> **What this exercise asks**
• A. In the news report on Israeli settlements, who is the US state department spokesman?
• B. Copy the rows from the first one through the row that contains "wave-row-I_B[25..2][interactable] — [370, 158, 1886, 220]", replacing "alias-cell" with "label-cell" and leaving everything else unchanged.

> **Document segment**
□ □ □ □ □
Last Modified: 12 Dec 2010 06:48 GMT
The issue of the freezing of settlements has sparked many protests by both the Palestinians and the Israelis [EPA]

Israel's ambassador to the US has said that settlement building has never been an obstacle to making peace, just days after Washington ended attempts to push the Israelis into extending a moratorium on building the West Bank.

"Settlements have never been an obstacle to making peace - not with the Egyptians, not with the Jordanians, not with even negotiating with the Palestinians for about 17 years," Michael Oren said on Saturday.

"We don't see why they should be an obstacle now. We understand they are an issue, and we are, again, committed to resolving them within the context of those core issues: borders, territory and security."

The Palestinians have set the halt of all building in the occupied West Bank as a condition for the resumption of direct peace talks with Israel.

The US-brokered negotiations have been stalled since shortly after their launch.

Moratorium failure

The White House conceded on Tuesday that it had been unable to get the Israelis to accept an extension to a 10-month moratorium on new building that expired in September. 

PJ Crowley, the US state department spokesman, said there "may well be a change in tactics," suggesting a return to indirect negotiations, as the US still believes that there must "be some kind of direct negotiation" to make progress on the core issues.

Oren said on Saturday that Israel was looking forward to addressing those ''core issues''. 

"First of all we're we are very committed to moving forward, we want to move forward to achieving a framework peace agreement, within the shortest possible time, on all the core issues," he said.
□ □ □ □ □
> **Source material**
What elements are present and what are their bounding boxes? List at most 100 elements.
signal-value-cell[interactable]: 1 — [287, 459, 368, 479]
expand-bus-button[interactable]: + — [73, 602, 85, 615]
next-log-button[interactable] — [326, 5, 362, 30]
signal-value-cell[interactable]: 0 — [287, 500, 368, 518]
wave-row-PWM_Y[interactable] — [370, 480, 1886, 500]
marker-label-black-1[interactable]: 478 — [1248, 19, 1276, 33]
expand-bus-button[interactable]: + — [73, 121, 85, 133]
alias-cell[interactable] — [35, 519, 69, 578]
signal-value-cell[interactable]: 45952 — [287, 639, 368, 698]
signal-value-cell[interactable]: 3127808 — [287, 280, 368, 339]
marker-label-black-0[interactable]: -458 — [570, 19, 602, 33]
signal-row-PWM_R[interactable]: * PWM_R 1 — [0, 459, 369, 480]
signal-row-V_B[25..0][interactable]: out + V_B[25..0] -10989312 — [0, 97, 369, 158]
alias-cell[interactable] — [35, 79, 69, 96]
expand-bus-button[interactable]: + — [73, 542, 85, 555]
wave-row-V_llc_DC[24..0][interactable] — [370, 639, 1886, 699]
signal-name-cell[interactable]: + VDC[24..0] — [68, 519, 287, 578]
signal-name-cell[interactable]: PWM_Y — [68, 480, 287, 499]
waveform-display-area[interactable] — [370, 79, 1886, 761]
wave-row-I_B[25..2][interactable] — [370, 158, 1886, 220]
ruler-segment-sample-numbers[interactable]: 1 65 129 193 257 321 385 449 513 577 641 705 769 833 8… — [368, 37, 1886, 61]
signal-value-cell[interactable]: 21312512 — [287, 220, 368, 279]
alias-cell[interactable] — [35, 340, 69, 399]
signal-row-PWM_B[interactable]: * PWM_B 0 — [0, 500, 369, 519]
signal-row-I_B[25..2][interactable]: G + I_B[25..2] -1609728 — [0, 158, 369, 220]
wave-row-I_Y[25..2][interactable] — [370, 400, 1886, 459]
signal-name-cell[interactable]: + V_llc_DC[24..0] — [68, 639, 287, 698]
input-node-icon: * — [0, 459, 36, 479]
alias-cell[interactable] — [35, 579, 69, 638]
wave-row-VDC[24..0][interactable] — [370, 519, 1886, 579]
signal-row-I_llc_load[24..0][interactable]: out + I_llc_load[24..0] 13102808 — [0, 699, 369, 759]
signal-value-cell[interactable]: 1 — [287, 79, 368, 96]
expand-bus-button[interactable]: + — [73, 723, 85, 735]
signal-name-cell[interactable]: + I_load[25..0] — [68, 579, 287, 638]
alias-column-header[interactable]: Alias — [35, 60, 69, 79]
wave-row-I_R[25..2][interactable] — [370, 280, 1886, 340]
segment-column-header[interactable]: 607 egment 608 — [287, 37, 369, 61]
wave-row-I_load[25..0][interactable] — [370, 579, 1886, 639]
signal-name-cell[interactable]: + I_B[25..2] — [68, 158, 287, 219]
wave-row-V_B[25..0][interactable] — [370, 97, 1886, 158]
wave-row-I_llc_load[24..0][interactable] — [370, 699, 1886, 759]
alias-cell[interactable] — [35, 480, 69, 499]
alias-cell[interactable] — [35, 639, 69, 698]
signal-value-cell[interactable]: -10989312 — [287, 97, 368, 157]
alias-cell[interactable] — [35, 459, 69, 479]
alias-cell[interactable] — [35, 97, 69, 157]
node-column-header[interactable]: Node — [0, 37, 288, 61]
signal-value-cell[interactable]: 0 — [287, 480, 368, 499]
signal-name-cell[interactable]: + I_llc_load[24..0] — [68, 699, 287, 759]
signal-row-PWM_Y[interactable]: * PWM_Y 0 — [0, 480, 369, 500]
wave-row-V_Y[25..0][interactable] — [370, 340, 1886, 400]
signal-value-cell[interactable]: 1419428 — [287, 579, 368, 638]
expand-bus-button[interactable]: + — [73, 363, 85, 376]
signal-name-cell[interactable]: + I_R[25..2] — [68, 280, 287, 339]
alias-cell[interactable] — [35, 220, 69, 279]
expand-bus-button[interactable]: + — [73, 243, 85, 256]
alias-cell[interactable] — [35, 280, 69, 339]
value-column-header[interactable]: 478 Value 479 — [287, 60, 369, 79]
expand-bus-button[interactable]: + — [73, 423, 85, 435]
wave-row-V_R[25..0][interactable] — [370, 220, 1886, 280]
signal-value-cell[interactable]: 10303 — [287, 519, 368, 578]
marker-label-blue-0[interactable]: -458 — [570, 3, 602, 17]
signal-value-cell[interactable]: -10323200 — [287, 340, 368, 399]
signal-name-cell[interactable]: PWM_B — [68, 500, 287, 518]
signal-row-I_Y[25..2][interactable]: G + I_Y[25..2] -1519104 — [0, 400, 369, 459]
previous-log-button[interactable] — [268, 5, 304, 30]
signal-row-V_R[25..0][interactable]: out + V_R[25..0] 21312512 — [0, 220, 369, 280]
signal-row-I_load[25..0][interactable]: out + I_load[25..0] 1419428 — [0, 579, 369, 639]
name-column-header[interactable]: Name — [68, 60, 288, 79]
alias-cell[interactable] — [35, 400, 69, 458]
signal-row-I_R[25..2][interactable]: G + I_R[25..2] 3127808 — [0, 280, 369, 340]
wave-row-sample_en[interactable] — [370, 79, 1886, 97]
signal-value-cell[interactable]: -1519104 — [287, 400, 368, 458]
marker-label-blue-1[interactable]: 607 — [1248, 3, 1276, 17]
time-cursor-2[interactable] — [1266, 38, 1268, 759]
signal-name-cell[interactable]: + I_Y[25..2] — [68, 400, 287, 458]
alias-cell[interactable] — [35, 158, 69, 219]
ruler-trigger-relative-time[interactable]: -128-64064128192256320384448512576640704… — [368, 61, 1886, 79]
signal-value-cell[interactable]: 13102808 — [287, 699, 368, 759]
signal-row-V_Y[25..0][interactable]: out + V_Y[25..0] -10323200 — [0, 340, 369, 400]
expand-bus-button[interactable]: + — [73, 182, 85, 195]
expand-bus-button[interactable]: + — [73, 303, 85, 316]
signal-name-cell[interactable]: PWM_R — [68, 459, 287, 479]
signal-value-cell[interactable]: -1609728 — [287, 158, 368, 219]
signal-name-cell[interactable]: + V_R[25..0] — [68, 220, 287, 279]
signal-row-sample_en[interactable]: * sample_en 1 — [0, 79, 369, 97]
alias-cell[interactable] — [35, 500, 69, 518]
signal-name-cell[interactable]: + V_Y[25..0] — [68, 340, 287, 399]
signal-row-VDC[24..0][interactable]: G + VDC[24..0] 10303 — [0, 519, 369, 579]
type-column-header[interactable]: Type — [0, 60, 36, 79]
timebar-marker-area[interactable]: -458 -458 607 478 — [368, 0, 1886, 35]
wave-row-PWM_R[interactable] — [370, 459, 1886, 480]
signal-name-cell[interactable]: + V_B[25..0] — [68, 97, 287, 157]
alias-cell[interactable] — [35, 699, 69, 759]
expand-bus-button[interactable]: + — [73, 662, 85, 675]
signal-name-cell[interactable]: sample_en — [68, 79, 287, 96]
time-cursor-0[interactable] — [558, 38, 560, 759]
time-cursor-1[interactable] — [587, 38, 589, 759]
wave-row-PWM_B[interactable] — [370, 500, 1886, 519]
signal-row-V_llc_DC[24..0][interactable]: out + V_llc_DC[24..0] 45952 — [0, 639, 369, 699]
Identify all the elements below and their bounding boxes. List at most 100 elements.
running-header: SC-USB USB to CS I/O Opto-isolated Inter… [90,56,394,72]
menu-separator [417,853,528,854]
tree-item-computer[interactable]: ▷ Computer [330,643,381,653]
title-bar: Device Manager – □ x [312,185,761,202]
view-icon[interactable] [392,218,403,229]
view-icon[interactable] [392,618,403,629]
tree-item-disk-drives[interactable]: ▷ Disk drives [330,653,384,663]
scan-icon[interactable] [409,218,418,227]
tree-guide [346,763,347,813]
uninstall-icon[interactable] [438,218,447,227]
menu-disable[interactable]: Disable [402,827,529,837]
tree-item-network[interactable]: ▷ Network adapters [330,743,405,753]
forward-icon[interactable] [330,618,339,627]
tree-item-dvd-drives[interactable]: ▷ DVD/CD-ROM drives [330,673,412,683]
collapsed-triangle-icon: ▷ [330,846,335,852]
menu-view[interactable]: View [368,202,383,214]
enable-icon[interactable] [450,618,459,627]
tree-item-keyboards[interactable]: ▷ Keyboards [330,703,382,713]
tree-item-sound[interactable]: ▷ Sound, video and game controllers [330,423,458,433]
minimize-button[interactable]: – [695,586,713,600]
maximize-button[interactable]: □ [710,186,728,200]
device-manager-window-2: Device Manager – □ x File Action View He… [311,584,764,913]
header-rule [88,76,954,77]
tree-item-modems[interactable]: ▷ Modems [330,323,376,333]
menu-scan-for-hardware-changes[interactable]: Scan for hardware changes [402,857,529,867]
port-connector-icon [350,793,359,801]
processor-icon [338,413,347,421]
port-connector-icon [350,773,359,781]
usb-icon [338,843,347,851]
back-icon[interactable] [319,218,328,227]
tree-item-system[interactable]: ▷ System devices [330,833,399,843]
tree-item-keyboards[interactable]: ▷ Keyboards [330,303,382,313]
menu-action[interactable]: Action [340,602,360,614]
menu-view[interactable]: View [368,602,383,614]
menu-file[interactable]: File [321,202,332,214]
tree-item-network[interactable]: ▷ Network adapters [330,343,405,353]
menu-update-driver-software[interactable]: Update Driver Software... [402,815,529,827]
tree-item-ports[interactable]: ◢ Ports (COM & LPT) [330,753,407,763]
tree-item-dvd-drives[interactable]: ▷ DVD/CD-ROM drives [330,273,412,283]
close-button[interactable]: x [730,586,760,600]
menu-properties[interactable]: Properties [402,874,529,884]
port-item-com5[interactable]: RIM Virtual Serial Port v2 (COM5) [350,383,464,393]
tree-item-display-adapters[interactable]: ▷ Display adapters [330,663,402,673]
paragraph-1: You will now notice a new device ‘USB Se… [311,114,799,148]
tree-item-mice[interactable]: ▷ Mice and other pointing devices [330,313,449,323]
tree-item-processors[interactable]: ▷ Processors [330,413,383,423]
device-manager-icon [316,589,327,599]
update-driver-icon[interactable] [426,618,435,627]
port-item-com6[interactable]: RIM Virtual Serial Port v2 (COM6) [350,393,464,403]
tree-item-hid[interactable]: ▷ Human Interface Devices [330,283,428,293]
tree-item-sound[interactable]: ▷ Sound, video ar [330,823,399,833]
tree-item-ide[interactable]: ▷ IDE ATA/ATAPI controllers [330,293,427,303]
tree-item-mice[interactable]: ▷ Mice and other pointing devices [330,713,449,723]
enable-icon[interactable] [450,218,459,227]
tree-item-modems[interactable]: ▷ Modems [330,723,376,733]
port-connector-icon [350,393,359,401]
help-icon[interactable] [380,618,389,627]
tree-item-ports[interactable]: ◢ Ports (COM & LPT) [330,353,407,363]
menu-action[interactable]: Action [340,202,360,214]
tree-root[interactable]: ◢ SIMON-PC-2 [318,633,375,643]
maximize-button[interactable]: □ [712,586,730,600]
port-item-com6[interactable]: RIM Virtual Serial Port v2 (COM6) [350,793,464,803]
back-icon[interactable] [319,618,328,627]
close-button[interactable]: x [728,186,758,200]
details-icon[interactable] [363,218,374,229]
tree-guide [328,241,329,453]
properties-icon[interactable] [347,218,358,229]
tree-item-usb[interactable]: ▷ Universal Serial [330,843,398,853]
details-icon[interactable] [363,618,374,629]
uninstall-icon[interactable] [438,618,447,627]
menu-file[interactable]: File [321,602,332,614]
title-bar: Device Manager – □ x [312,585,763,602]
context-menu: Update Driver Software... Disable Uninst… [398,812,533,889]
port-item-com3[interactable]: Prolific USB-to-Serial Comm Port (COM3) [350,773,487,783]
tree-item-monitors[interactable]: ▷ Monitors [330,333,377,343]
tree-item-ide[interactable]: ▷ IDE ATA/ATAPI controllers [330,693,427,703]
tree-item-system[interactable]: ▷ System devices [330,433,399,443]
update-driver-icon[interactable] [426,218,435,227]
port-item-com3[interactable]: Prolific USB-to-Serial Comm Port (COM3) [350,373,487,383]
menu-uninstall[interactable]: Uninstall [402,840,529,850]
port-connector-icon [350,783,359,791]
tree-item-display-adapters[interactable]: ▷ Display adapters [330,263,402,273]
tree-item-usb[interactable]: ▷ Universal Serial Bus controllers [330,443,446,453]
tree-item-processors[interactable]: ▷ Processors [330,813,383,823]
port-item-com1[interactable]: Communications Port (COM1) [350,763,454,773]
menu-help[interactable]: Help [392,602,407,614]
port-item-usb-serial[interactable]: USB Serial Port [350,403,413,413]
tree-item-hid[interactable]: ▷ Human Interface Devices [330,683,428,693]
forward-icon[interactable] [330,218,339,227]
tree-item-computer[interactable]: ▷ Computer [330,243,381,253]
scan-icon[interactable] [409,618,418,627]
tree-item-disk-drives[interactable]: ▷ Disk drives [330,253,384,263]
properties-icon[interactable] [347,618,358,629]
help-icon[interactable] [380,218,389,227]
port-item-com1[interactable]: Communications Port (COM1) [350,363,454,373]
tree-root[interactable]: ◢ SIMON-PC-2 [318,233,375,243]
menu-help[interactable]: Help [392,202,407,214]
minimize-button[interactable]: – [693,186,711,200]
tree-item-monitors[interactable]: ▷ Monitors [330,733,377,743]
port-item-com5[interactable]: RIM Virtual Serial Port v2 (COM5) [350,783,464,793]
□ □ □ □ □
> **Answer set**
• A. PJ Crowley

• B.
What elements are present and what are their bounding boxes? List at most 100 elements.
signal-value-cell[interactable]: 1 — [287, 459, 368, 479]
expand-bus-button[interactable]: + — [73, 602, 85, 615]
next-log-button[interactable] — [326, 5, 362, 30]
signal-value-cell[interactable]: 0 — [287, 500, 368, 518]
wave-row-PWM_Y[interactable] — [370, 480, 1886, 500]
marker-label-black-1[interactable]: 478 — [1248, 19, 1276, 33]
expand-bus-button[interactable]: + — [73, 121, 85, 133]
label-cell[interactable] — [35, 519, 69, 578]
signal-value-cell[interactable]: 45952 — [287, 639, 368, 698]
signal-value-cell[interactable]: 3127808 — [287, 280, 368, 339]
marker-label-black-0[interactable]: -458 — [570, 19, 602, 33]
signal-row-PWM_R[interactable]: * PWM_R 1 — [0, 459, 369, 480]
signal-row-V_B[25..0][interactable]: out + V_B[25..0] -10989312 — [0, 97, 369, 158]
label-cell[interactable] — [35, 79, 69, 96]
expand-bus-button[interactable]: + — [73, 542, 85, 555]
wave-row-V_llc_DC[24..0][interactable] — [370, 639, 1886, 699]
signal-name-cell[interactable]: + VDC[24..0] — [68, 519, 287, 578]
signal-name-cell[interactable]: PWM_Y — [68, 480, 287, 499]
waveform-display-area[interactable] — [370, 79, 1886, 761]
wave-row-I_B[25..2][interactable] — [370, 158, 1886, 220]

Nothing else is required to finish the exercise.